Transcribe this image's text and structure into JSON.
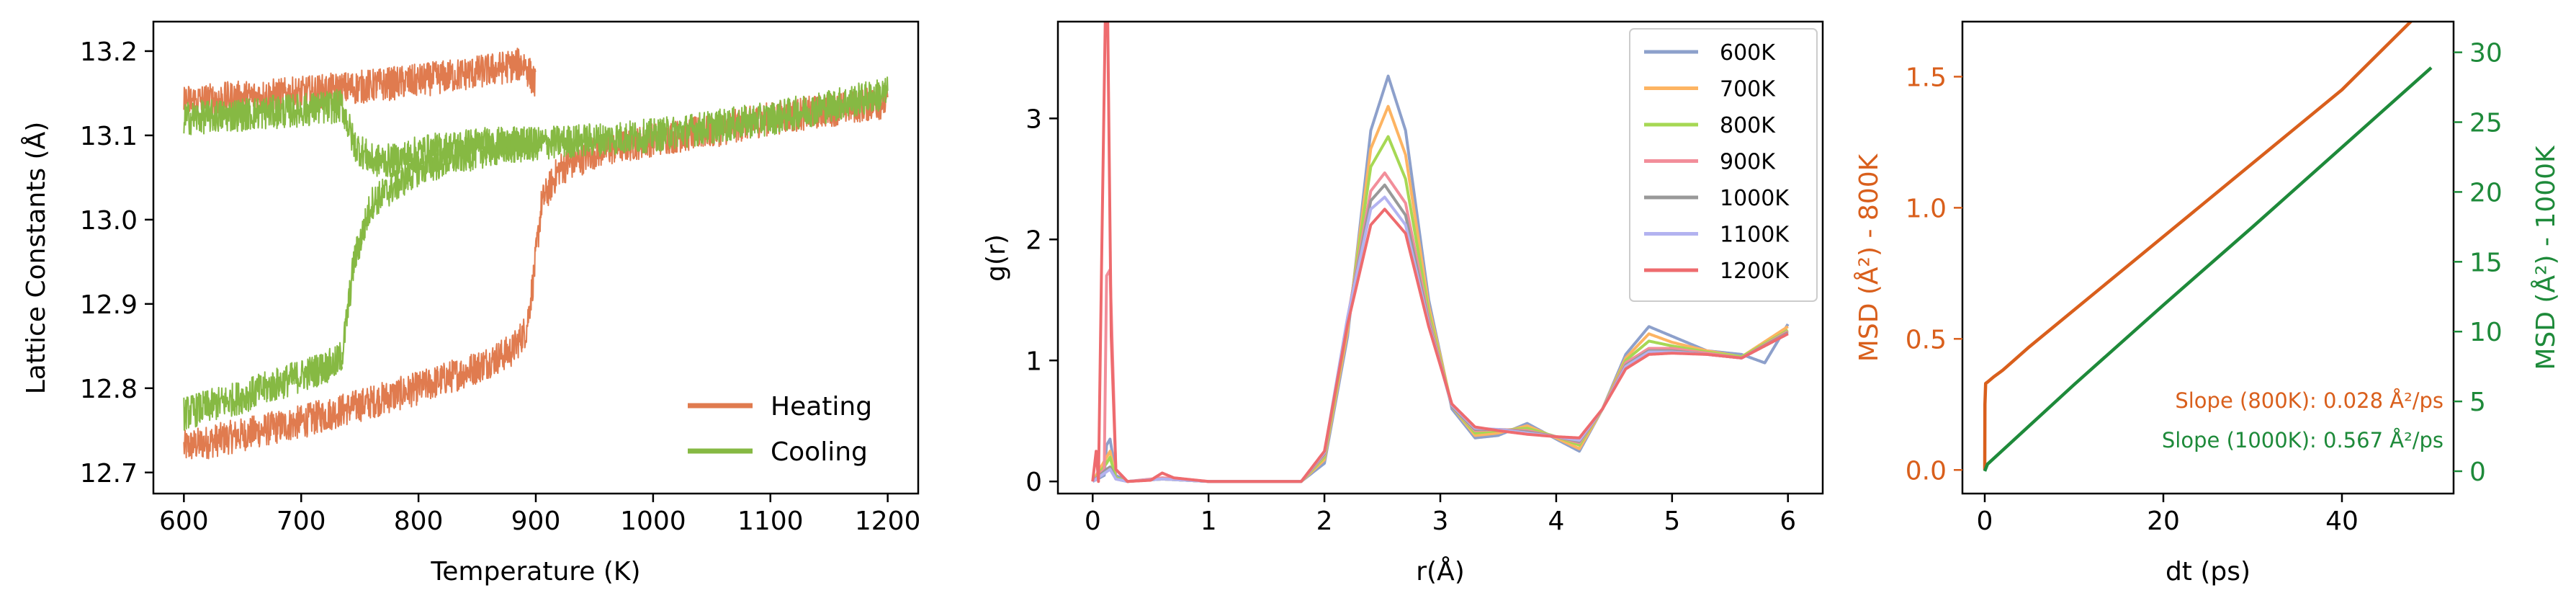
{
  "chart_data": [
    {
      "type": "line",
      "title": "",
      "xlabel": "Temperature (K)",
      "ylabel": "Lattice Constants (Å)",
      "xlim": [
        574,
        1226
      ],
      "ylim": [
        12.675,
        13.235
      ],
      "xticks": [
        600,
        700,
        800,
        900,
        1000,
        1100,
        1200
      ],
      "yticks": [
        12.7,
        12.8,
        12.9,
        13.0,
        13.1,
        13.2
      ],
      "legend_position": "lower-right",
      "noise_amplitude": 0.02,
      "series": [
        {
          "name": "Heating",
          "color": "#e07b4f",
          "segments": [
            {
              "x": [
                600,
                650,
                700,
                750,
                800,
                850,
                880,
                892,
                898,
                905,
                920,
                950,
                1000,
                1050,
                1100,
                1150,
                1200
              ],
              "y": [
                12.73,
                12.745,
                12.76,
                12.78,
                12.8,
                12.825,
                12.845,
                12.87,
                12.93,
                13.02,
                13.06,
                13.08,
                13.095,
                13.105,
                13.12,
                13.13,
                13.14
              ]
            },
            {
              "x": [
                600,
                700,
                800,
                850,
                890,
                900
              ],
              "y": [
                13.14,
                13.15,
                13.165,
                13.175,
                13.185,
                13.16
              ]
            }
          ]
        },
        {
          "name": "Cooling",
          "color": "#86b943",
          "segments": [
            {
              "x": [
                600,
                650,
                700,
                730,
                735
              ],
              "y": [
                12.77,
                12.79,
                12.815,
                12.83,
                12.84
              ]
            },
            {
              "x": [
                735,
                745,
                760,
                780,
                800,
                850,
                900,
                950,
                1000,
                1100,
                1200
              ],
              "y": [
                12.84,
                12.95,
                13.02,
                13.04,
                13.06,
                13.08,
                13.09,
                13.095,
                13.1,
                13.12,
                13.15
              ]
            },
            {
              "x": [
                600,
                650,
                700,
                735,
                745,
                760,
                780,
                800,
                850,
                900
              ],
              "y": [
                13.12,
                13.125,
                13.13,
                13.135,
                13.09,
                13.07,
                13.07,
                13.08,
                13.09,
                13.09
              ]
            }
          ]
        }
      ]
    },
    {
      "type": "line",
      "title": "",
      "xlabel": "r(Å)",
      "ylabel": "g(r)",
      "xlim": [
        -0.3,
        6.3
      ],
      "ylim": [
        -0.1,
        3.8
      ],
      "xticks": [
        0,
        1,
        2,
        3,
        4,
        5,
        6
      ],
      "yticks": [
        0,
        1,
        2,
        3
      ],
      "legend_position": "top-right",
      "series": [
        {
          "name": "600K",
          "color": "#8da0cb",
          "x": [
            0.0,
            0.1,
            0.12,
            0.15,
            0.2,
            0.3,
            0.6,
            1.0,
            1.8,
            2.0,
            2.2,
            2.4,
            2.55,
            2.7,
            2.9,
            3.1,
            3.3,
            3.5,
            3.75,
            4.0,
            4.2,
            4.4,
            4.6,
            4.8,
            5.0,
            5.3,
            5.6,
            5.8,
            6.0
          ],
          "y": [
            0.0,
            0.05,
            0.3,
            0.35,
            0.05,
            0.0,
            0.02,
            0.0,
            0.0,
            0.15,
            1.2,
            2.9,
            3.35,
            2.9,
            1.5,
            0.6,
            0.36,
            0.38,
            0.48,
            0.35,
            0.25,
            0.6,
            1.05,
            1.28,
            1.2,
            1.08,
            1.05,
            0.98,
            1.3
          ]
        },
        {
          "name": "700K",
          "color": "#fdb462",
          "x": [
            0.0,
            0.12,
            0.15,
            0.2,
            0.3,
            0.6,
            1.0,
            1.8,
            2.0,
            2.2,
            2.4,
            2.55,
            2.7,
            2.9,
            3.1,
            3.3,
            3.5,
            3.75,
            4.0,
            4.2,
            4.4,
            4.6,
            4.8,
            5.0,
            5.3,
            5.6,
            6.0
          ],
          "y": [
            0.0,
            0.2,
            0.25,
            0.03,
            0.0,
            0.02,
            0.0,
            0.0,
            0.18,
            1.25,
            2.75,
            3.1,
            2.7,
            1.45,
            0.62,
            0.38,
            0.4,
            0.46,
            0.36,
            0.27,
            0.6,
            1.02,
            1.22,
            1.15,
            1.08,
            1.03,
            1.28
          ]
        },
        {
          "name": "800K",
          "color": "#a6d854",
          "x": [
            0.0,
            0.12,
            0.15,
            0.2,
            0.3,
            0.6,
            1.0,
            1.8,
            2.0,
            2.2,
            2.4,
            2.55,
            2.7,
            2.9,
            3.1,
            3.3,
            3.5,
            3.75,
            4.0,
            4.2,
            4.4,
            4.6,
            4.8,
            5.0,
            5.3,
            5.6,
            6.0
          ],
          "y": [
            0.0,
            0.15,
            0.2,
            0.03,
            0.0,
            0.02,
            0.0,
            0.0,
            0.2,
            1.3,
            2.6,
            2.85,
            2.5,
            1.4,
            0.62,
            0.4,
            0.42,
            0.44,
            0.37,
            0.3,
            0.6,
            1.0,
            1.16,
            1.12,
            1.07,
            1.03,
            1.25
          ]
        },
        {
          "name": "900K",
          "color": "#f28e9a",
          "x": [
            0.0,
            0.1,
            0.12,
            0.15,
            0.2,
            0.3,
            0.6,
            1.0,
            1.8,
            2.0,
            2.2,
            2.4,
            2.52,
            2.7,
            2.9,
            3.1,
            3.3,
            3.5,
            3.75,
            4.0,
            4.2,
            4.4,
            4.6,
            4.8,
            5.0,
            5.3,
            5.6,
            6.0
          ],
          "y": [
            0.0,
            0.1,
            1.7,
            1.75,
            0.1,
            0.0,
            0.03,
            0.0,
            0.0,
            0.22,
            1.35,
            2.4,
            2.55,
            2.3,
            1.35,
            0.62,
            0.42,
            0.43,
            0.42,
            0.37,
            0.32,
            0.6,
            0.98,
            1.1,
            1.1,
            1.06,
            1.02,
            1.24
          ]
        },
        {
          "name": "1000K",
          "color": "#999999",
          "x": [
            0.0,
            0.12,
            0.15,
            0.2,
            0.3,
            0.6,
            1.0,
            1.8,
            2.0,
            2.2,
            2.4,
            2.52,
            2.7,
            2.9,
            3.1,
            3.3,
            3.5,
            3.75,
            4.0,
            4.2,
            4.4,
            4.6,
            4.8,
            5.0,
            5.3,
            5.6,
            6.0
          ],
          "y": [
            0.0,
            0.1,
            0.12,
            0.02,
            0.0,
            0.02,
            0.0,
            0.0,
            0.23,
            1.35,
            2.32,
            2.45,
            2.2,
            1.32,
            0.62,
            0.43,
            0.43,
            0.41,
            0.37,
            0.33,
            0.6,
            0.96,
            1.08,
            1.08,
            1.05,
            1.02,
            1.23
          ]
        },
        {
          "name": "1100K",
          "color": "#b3b3f0",
          "x": [
            0.0,
            0.12,
            0.15,
            0.2,
            0.3,
            0.6,
            1.0,
            1.8,
            2.0,
            2.2,
            2.4,
            2.52,
            2.7,
            2.9,
            3.1,
            3.3,
            3.5,
            3.75,
            4.0,
            4.2,
            4.4,
            4.6,
            4.8,
            5.0,
            5.3,
            5.6,
            6.0
          ],
          "y": [
            0.0,
            0.08,
            0.1,
            0.02,
            0.0,
            0.02,
            0.0,
            0.0,
            0.24,
            1.36,
            2.25,
            2.35,
            2.12,
            1.3,
            0.63,
            0.44,
            0.43,
            0.4,
            0.37,
            0.34,
            0.6,
            0.95,
            1.07,
            1.07,
            1.05,
            1.02,
            1.22
          ]
        },
        {
          "name": "1200K",
          "color": "#ee6b6e",
          "x": [
            0.0,
            0.03,
            0.05,
            0.08,
            0.11,
            0.13,
            0.16,
            0.2,
            0.3,
            0.5,
            0.6,
            0.7,
            1.0,
            1.8,
            2.0,
            2.2,
            2.4,
            2.52,
            2.7,
            2.9,
            3.1,
            3.3,
            3.5,
            3.75,
            4.0,
            4.2,
            4.4,
            4.6,
            4.8,
            5.0,
            5.3,
            5.6,
            6.0
          ],
          "y": [
            0.0,
            0.25,
            0.0,
            2.0,
            3.9,
            3.8,
            1.2,
            0.1,
            0.0,
            0.01,
            0.07,
            0.03,
            0.0,
            0.0,
            0.25,
            1.3,
            2.12,
            2.25,
            2.05,
            1.28,
            0.64,
            0.45,
            0.42,
            0.39,
            0.37,
            0.36,
            0.6,
            0.93,
            1.05,
            1.06,
            1.05,
            1.02,
            1.22
          ]
        }
      ]
    },
    {
      "type": "line",
      "title": "",
      "xlabel": "dt (ps)",
      "ylabel_left": "MSD (Å²) - 800K",
      "ylabel_right": "MSD (Å²) - 1000K",
      "xlim": [
        -2.5,
        52.5
      ],
      "ylim_left": [
        -0.09,
        1.71
      ],
      "ylim_right": [
        -1.6,
        32.2
      ],
      "xticks": [
        0,
        20,
        40
      ],
      "yticks_left": [
        0.0,
        0.5,
        1.0,
        1.5
      ],
      "yticks_right": [
        0,
        5,
        10,
        15,
        20,
        25,
        30
      ],
      "left_color": "#d95f1c",
      "right_color": "#1e8a3a",
      "annotations": [
        {
          "text": "Slope (800K): 0.028 Å²/ps",
          "color": "#d95f1c"
        },
        {
          "text": "Slope (1000K): 0.567 Å²/ps",
          "color": "#1e8a3a"
        }
      ],
      "series": [
        {
          "axis": "left",
          "color": "#d95f1c",
          "x": [
            0,
            0.02,
            0.1,
            0.3,
            1,
            2,
            5,
            10,
            20,
            30,
            40,
            48
          ],
          "y": [
            0.0,
            0.25,
            0.33,
            0.335,
            0.355,
            0.38,
            0.47,
            0.61,
            0.89,
            1.17,
            1.45,
            1.72
          ]
        },
        {
          "axis": "right",
          "color": "#1e8a3a",
          "x": [
            0,
            0.3,
            10,
            20,
            30,
            40,
            50
          ],
          "y": [
            0.0,
            0.5,
            6.2,
            11.9,
            17.5,
            23.2,
            28.9
          ]
        }
      ]
    }
  ]
}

◇ ◇ ◇ ◇

▸ **Task objective**:
Find the word "name" in the data and copy out each line where it turns up.

▸ **Solution to this exercise**:
          "name": "Heating",
          "name": "Cooling",
          "name": "600K",
          "name": "700K",
          "name": "800K",
          "name": "900K",
          "name": "1000K",
          "name": "1100K",
          "name": "1200K",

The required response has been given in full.